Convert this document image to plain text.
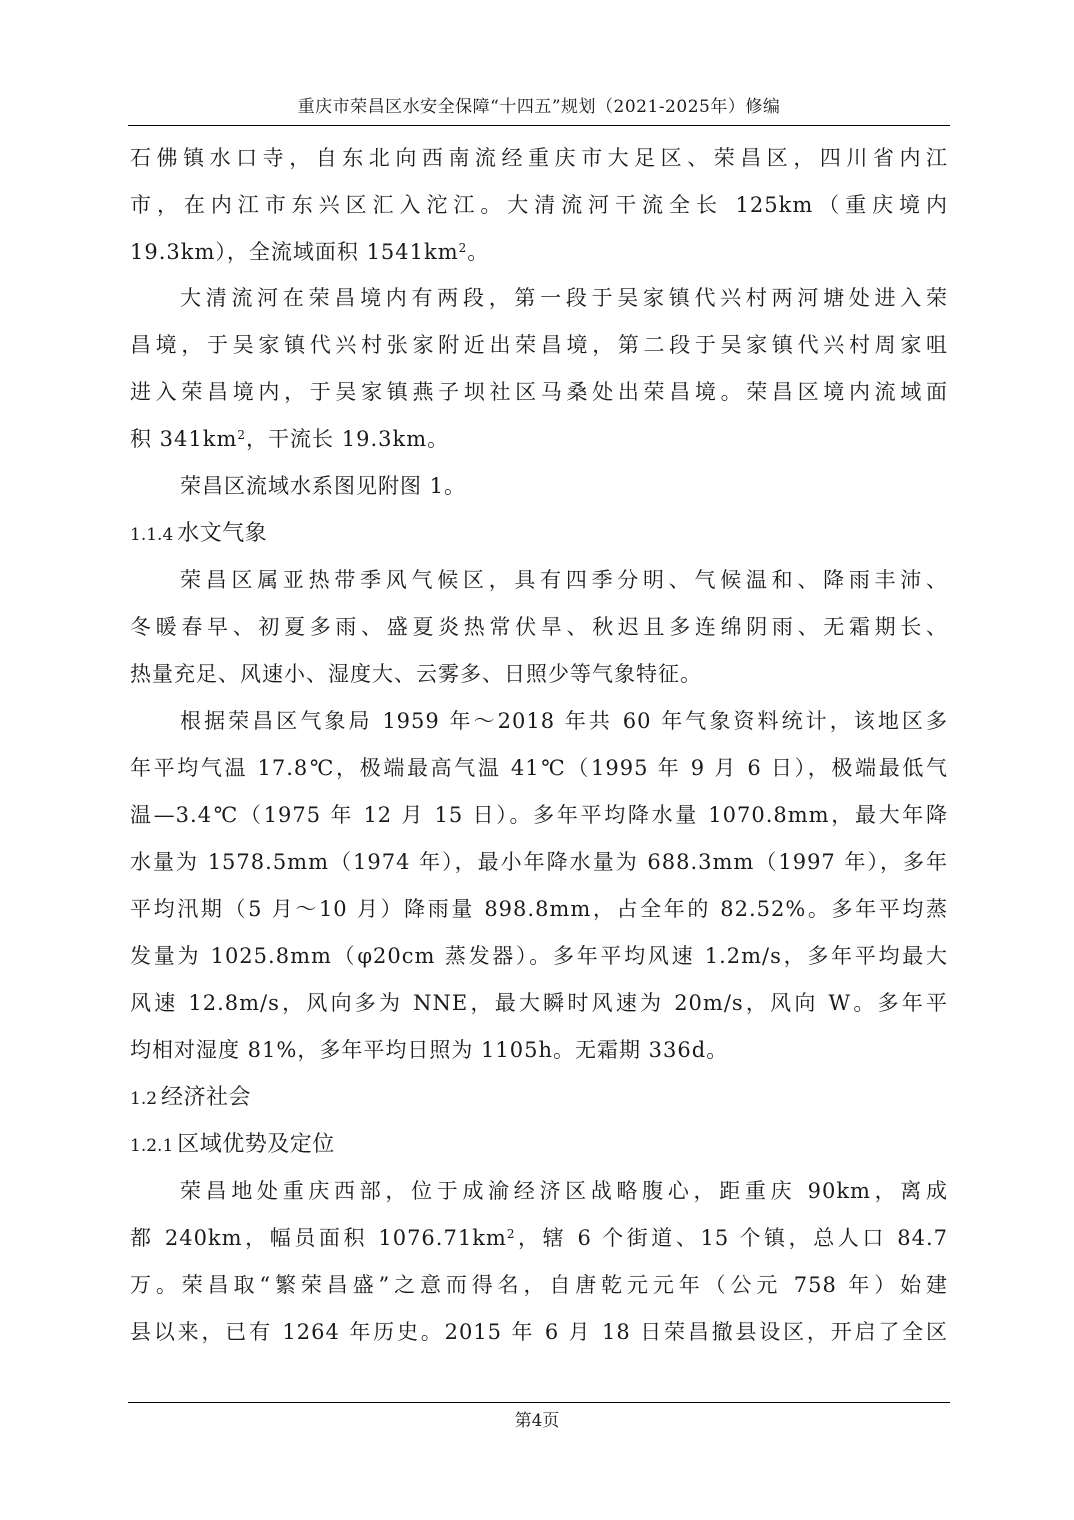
重庆市荣昌区水安全保障“十四五”规划（2021-2025年）修编
石佛镇水口寺，自东北向西南流经重庆市大足区、荣昌区，四川省内江
市，在内江市东兴区汇入沱江。大清流河干流全长 125km（重庆境内
19.3km），全流域面积 $1541km^2$。
大清流河在荣昌境内有两段，第一段于吴家镇代兴村两河塘处进入荣
昌境，于吴家镇代兴村张家附近出荣昌境，第二段于吴家镇代兴村周家咀
进入荣昌境内，于吴家镇燕子坝社区马桑处出荣昌境。荣昌区境内流域面
积 $341km^2$，干流长 19.3km。
荣昌区流域水系图见附图 1。
1.1.4 水文气象
荣昌区属亚热带季风气候区，具有四季分明、气候温和、降雨丰沛、
冬暖春早、初夏多雨、盛夏炎热常伏旱、秋迟且多连绵阴雨、无霜期长、
热量充足、风速小、湿度大、云雾多、日照少等气象特征。
根据荣昌区气象局 1959 年～2018 年共 60 年气象资料统计，该地区多
年平均气温 17.8℃，极端最高气温 41℃（1995 年 9 月 6 日），极端最低气
温—3.4℃（1975 年 12 月 15 日）。多年平均降水量 1070.8mm，最大年降
水量为 1578.5mm（1974 年），最小年降水量为 688.3mm（1997 年），多年
平均汛期（5 月～10 月）降雨量 898.8mm，占全年的 82.52%。多年平均蒸
发量为 1025.8mm（φ20cm 蒸发器）。多年平均风速 1.2m/s，多年平均最大
风速 12.8m/s，风向多为 NNE，最大瞬时风速为 20m/s，风向 W。多年平
均相对湿度 81%，多年平均日照为 1105h。无霜期 336d。
1.2 经济社会
1.2.1 区域优势及定位
荣昌地处重庆西部，位于成渝经济区战略腹心，距重庆 90km，离成
都 240km，幅员面积 $1076.71km^2$，辖 6 个街道、15 个镇，总人口 84.7
万。荣昌取“繁荣昌盛”之意而得名，自唐乾元元年（公元 758 年）始建
县以来，已有 1264 年历史。2015 年 6 月 18 日荣昌撤县设区，开启了全区
第4页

· · ·

- _The task_: Reproduce each record from above exactly; pictures do not belong in the copy.

- _Solution to this exercise_:
Convert this document image to plain text.
重庆市荣昌区水安全保障“十四五”规划（2021-2025年）修编
石佛镇水口寺，自东北向西南流经重庆市大足区、荣昌区，四川省内江
市，在内江市东兴区汇入沱江。大清流河干流全长 125km（重庆境内
19.3km），全流域面积 $1541km^2$。
大清流河在荣昌境内有两段，第一段于吴家镇代兴村两河塘处进入荣
昌境，于吴家镇代兴村张家附近出荣昌境，第二段于吴家镇代兴村周家咀
进入荣昌境内，于吴家镇燕子坝社区马桑处出荣昌境。荣昌区境内流域面
积 $341km^2$，干流长 19.3km。
荣昌区流域水系图见附图 1。
1.1.4 水文气象
荣昌区属亚热带季风气候区，具有四季分明、气候温和、降雨丰沛、
冬暖春早、初夏多雨、盛夏炎热常伏旱、秋迟且多连绵阴雨、无霜期长、
热量充足、风速小、湿度大、云雾多、日照少等气象特征。
根据荣昌区气象局 1959 年～2018 年共 60 年气象资料统计，该地区多
年平均气温 17.8℃，极端最高气温 41℃（1995 年 9 月 6 日），极端最低气
温—3.4℃（1975 年 12 月 15 日）。多年平均降水量 1070.8mm，最大年降
水量为 1578.5mm（1974 年），最小年降水量为 688.3mm（1997 年），多年
平均汛期（5 月～10 月）降雨量 898.8mm，占全年的 82.52%。多年平均蒸
发量为 1025.8mm（φ20cm 蒸发器）。多年平均风速 1.2m/s，多年平均最大
风速 12.8m/s，风向多为 NNE，最大瞬时风速为 20m/s，风向 W。多年平
均相对湿度 81%，多年平均日照为 1105h。无霜期 336d。
1.2 经济社会
1.2.1 区域优势及定位
荣昌地处重庆西部，位于成渝经济区战略腹心，距重庆 90km，离成
都 240km，幅员面积 $1076.71km^2$，辖 6 个街道、15 个镇，总人口 84.7
万。荣昌取“繁荣昌盛”之意而得名，自唐乾元元年（公元 758 年）始建
县以来，已有 1264 年历史。2015 年 6 月 18 日荣昌撤县设区，开启了全区
第4页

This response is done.